Figure content listings
Start

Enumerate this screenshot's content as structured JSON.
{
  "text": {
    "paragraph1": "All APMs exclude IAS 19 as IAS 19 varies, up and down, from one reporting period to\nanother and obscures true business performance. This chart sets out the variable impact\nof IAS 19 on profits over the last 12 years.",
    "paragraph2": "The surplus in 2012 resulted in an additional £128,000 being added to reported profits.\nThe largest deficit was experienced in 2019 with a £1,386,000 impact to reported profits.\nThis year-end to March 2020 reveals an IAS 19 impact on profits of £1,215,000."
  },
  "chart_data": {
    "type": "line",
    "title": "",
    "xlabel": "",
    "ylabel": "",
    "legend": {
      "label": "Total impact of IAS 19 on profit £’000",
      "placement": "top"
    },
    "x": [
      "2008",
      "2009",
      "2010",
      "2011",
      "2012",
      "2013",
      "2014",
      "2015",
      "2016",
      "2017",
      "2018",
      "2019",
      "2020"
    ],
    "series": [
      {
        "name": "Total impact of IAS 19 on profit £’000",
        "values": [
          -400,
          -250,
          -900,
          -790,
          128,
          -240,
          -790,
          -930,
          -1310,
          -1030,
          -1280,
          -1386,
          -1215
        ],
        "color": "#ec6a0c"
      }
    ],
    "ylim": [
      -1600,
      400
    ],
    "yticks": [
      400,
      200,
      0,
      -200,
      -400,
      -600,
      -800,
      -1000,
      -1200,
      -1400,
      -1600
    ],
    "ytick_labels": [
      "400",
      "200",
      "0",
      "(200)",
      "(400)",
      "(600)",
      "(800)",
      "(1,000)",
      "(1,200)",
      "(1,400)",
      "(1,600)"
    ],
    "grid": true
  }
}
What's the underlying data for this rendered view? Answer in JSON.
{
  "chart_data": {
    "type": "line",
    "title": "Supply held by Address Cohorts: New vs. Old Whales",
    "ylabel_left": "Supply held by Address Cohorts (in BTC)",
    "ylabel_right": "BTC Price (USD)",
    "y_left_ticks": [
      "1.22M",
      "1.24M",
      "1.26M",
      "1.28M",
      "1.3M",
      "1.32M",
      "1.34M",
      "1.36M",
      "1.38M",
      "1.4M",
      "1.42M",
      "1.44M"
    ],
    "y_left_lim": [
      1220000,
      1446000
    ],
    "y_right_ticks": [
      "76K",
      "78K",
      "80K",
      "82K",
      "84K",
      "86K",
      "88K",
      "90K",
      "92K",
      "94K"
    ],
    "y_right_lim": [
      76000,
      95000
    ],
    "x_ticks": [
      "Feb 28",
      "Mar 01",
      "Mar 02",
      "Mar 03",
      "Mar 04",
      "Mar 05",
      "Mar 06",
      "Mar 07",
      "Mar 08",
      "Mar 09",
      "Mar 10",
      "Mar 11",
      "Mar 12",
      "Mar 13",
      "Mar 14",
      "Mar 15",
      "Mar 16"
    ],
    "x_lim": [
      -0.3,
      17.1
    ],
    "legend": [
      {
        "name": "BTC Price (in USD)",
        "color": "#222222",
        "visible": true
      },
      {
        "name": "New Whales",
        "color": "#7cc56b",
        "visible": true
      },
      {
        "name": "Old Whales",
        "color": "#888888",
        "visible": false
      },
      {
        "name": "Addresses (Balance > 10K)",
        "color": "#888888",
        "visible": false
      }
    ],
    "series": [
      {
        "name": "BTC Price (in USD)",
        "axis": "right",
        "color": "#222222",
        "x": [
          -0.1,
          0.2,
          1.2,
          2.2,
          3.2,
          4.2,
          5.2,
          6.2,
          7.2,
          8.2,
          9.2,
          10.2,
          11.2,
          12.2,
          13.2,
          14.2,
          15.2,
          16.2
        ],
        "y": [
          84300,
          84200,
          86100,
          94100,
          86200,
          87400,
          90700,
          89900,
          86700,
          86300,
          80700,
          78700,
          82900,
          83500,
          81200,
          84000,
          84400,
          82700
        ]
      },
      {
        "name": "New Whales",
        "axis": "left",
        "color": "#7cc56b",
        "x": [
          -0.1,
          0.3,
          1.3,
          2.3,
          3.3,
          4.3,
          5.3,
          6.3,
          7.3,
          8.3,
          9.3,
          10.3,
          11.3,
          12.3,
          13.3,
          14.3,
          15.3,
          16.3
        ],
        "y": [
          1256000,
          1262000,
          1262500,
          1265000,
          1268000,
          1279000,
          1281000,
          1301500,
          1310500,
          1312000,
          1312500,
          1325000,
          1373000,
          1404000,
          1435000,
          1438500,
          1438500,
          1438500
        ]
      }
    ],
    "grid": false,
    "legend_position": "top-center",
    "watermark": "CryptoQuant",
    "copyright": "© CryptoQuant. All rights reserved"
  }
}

End

#### [Given exercise]
Print back all the lines verbatim.

#### [The completed task]
Enumerate this screenshot's content as structured JSON.
{
  "text": {
    "paragraph1": "All APMs exclude IAS 19 as IAS 19 varies, up and down, from one reporting period to\nanother and obscures true business performance. This chart sets out the variable impact\nof IAS 19 on profits over the last 12 years.",
    "paragraph2": "The surplus in 2012 resulted in an additional £128,000 being added to reported profits.\nThe largest deficit was experienced in 2019 with a £1,386,000 impact to reported profits.\nThis year-end to March 2020 reveals an IAS 19 impact on profits of £1,215,000."
  },
  "chart_data": {
    "type": "line",
    "title": "",
    "xlabel": "",
    "ylabel": "",
    "legend": {
      "label": "Total impact of IAS 19 on profit £’000",
      "placement": "top"
    },
    "x": [
      "2008",
      "2009",
      "2010",
      "2011",
      "2012",
      "2013",
      "2014",
      "2015",
      "2016",
      "2017",
      "2018",
      "2019",
      "2020"
    ],
    "series": [
      {
        "name": "Total impact of IAS 19 on profit £’000",
        "values": [
          -400,
          -250,
          -900,
          -790,
          128,
          -240,
          -790,
          -930,
          -1310,
          -1030,
          -1280,
          -1386,
          -1215
        ],
        "color": "#ec6a0c"
      }
    ],
    "ylim": [
      -1600,
      400
    ],
    "yticks": [
      400,
      200,
      0,
      -200,
      -400,
      -600,
      -800,
      -1000,
      -1200,
      -1400,
      -1600
    ],
    "ytick_labels": [
      "400",
      "200",
      "0",
      "(200)",
      "(400)",
      "(600)",
      "(800)",
      "(1,000)",
      "(1,200)",
      "(1,400)",
      "(1,600)"
    ],
    "grid": true
  }
}
What's the underlying data for this rendered view? Answer in JSON.
{
  "chart_data": {
    "type": "line",
    "title": "Supply held by Address Cohorts: New vs. Old Whales",
    "ylabel_left": "Supply held by Address Cohorts (in BTC)",
    "ylabel_right": "BTC Price (USD)",
    "y_left_ticks": [
      "1.22M",
      "1.24M",
      "1.26M",
      "1.28M",
      "1.3M",
      "1.32M",
      "1.34M",
      "1.36M",
      "1.38M",
      "1.4M",
      "1.42M",
      "1.44M"
    ],
    "y_left_lim": [
      1220000,
      1446000
    ],
    "y_right_ticks": [
      "76K",
      "78K",
      "80K",
      "82K",
      "84K",
      "86K",
      "88K",
      "90K",
      "92K",
      "94K"
    ],
    "y_right_lim": [
      76000,
      95000
    ],
    "x_ticks": [
      "Feb 28",
      "Mar 01",
      "Mar 02",
      "Mar 03",
      "Mar 04",
      "Mar 05",
      "Mar 06",
      "Mar 07",
      "Mar 08",
      "Mar 09",
      "Mar 10",
      "Mar 11",
      "Mar 12",
      "Mar 13",
      "Mar 14",
      "Mar 15",
      "Mar 16"
    ],
    "x_lim": [
      -0.3,
      17.1
    ],
    "legend": [
      {
        "name": "BTC Price (in USD)",
        "color": "#222222",
        "visible": true
      },
      {
        "name": "New Whales",
        "color": "#7cc56b",
        "visible": true
      },
      {
        "name": "Old Whales",
        "color": "#888888",
        "visible": false
      },
      {
        "name": "Addresses (Balance > 10K)",
        "color": "#888888",
        "visible": false
      }
    ],
    "series": [
      {
        "name": "BTC Price (in USD)",
        "axis": "right",
        "color": "#222222",
        "x": [
          -0.1,
          0.2,
          1.2,
          2.2,
          3.2,
          4.2,
          5.2,
          6.2,
          7.2,
          8.2,
          9.2,
          10.2,
          11.2,
          12.2,
          13.2,
          14.2,
          15.2,
          16.2
        ],
        "y": [
          84300,
          84200,
          86100,
          94100,
          86200,
          87400,
          90700,
          89900,
          86700,
          86300,
          80700,
          78700,
          82900,
          83500,
          81200,
          84000,
          84400,
          82700
        ]
      },
      {
        "name": "New Whales",
        "axis": "left",
        "color": "#7cc56b",
        "x": [
          -0.1,
          0.3,
          1.3,
          2.3,
          3.3,
          4.3,
          5.3,
          6.3,
          7.3,
          8.3,
          9.3,
          10.3,
          11.3,
          12.3,
          13.3,
          14.3,
          15.3,
          16.3
        ],
        "y": [
          1256000,
          1262000,
          1262500,
          1265000,
          1268000,
          1279000,
          1281000,
          1301500,
          1310500,
          1312000,
          1312500,
          1325000,
          1373000,
          1404000,
          1435000,
          1438500,
          1438500,
          1438500
        ]
      }
    ],
    "grid": false,
    "legend_position": "top-center",
    "watermark": "CryptoQuant",
    "copyright": "© CryptoQuant. All rights reserved"
  }
}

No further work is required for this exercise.